[Items listed in a dataset]

::::::

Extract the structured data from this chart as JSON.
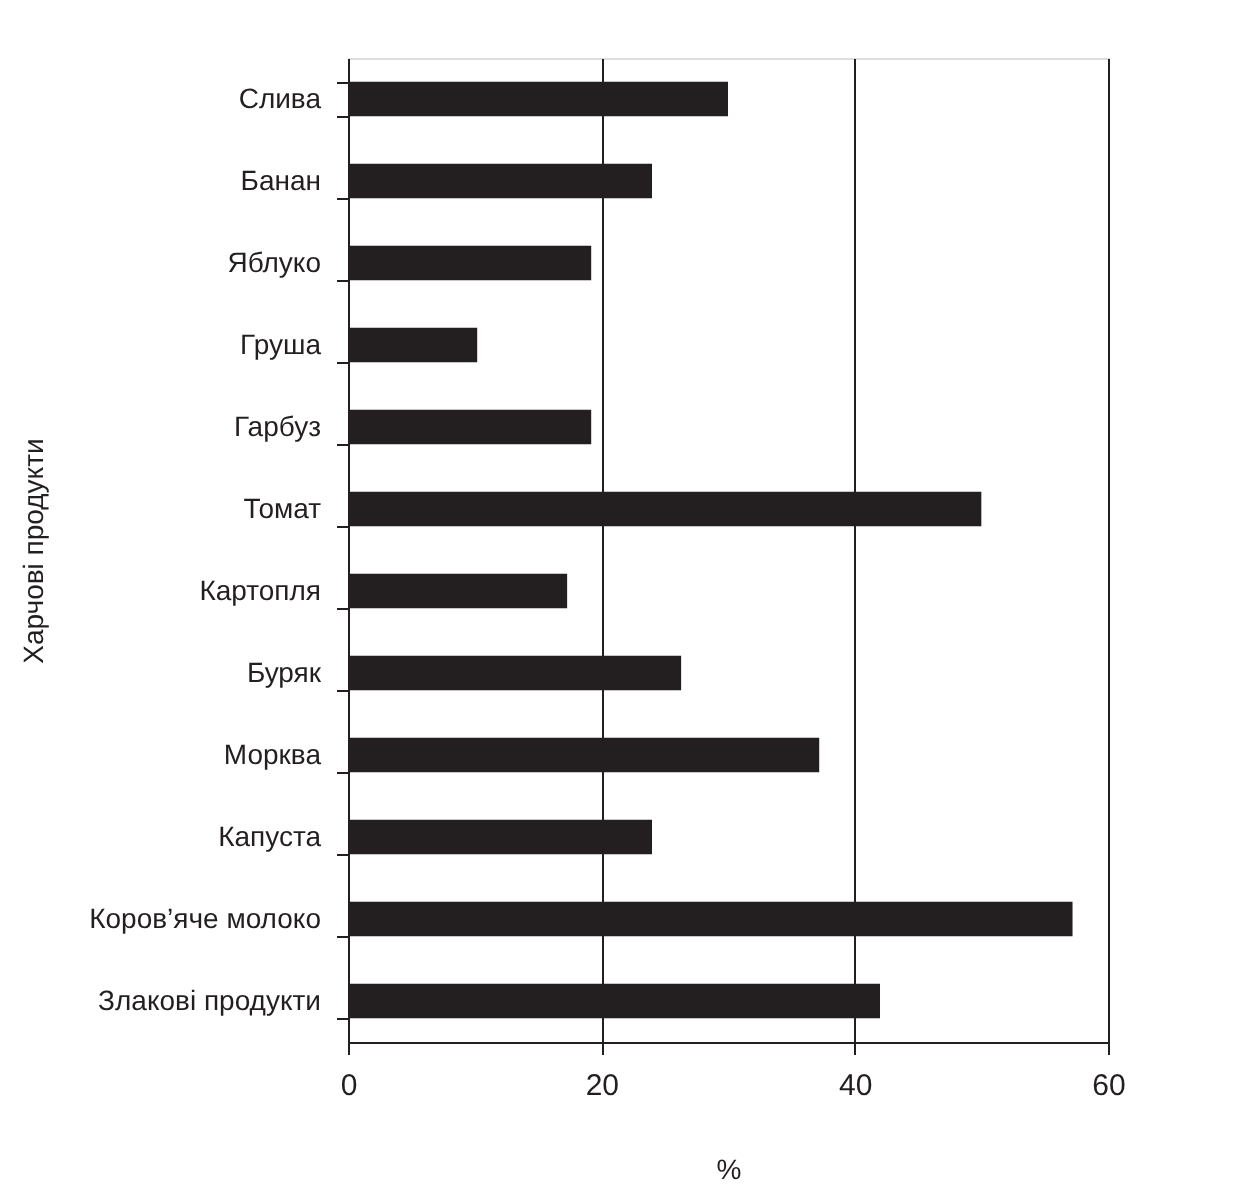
{
  "chart_data": {
    "type": "bar",
    "orientation": "horizontal",
    "xlabel": "%",
    "ylabel": "Харчові продукти",
    "categories": [
      "Слива",
      "Банан",
      "Яблуко",
      "Груша",
      "Гарбуз",
      "Томат",
      "Картопля",
      "Буряк",
      "Морква",
      "Капуста",
      "Коров’яче молоко",
      "Злакові продукти"
    ],
    "values": [
      30,
      24,
      19.2,
      10.2,
      19.2,
      50,
      17.3,
      26.3,
      37.2,
      24,
      57.2,
      42
    ],
    "color": "#231f20",
    "xlim": [
      0,
      60
    ],
    "xticks": [
      0,
      20,
      40,
      60
    ],
    "grid": "x"
  }
}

::::::

Identify the lines that contain the string "продукти", and copy every one of them.

## [RESULT FOR THIS EXERCISE]
    "ylabel": "Харчові продукти",
      "Злакові продукти"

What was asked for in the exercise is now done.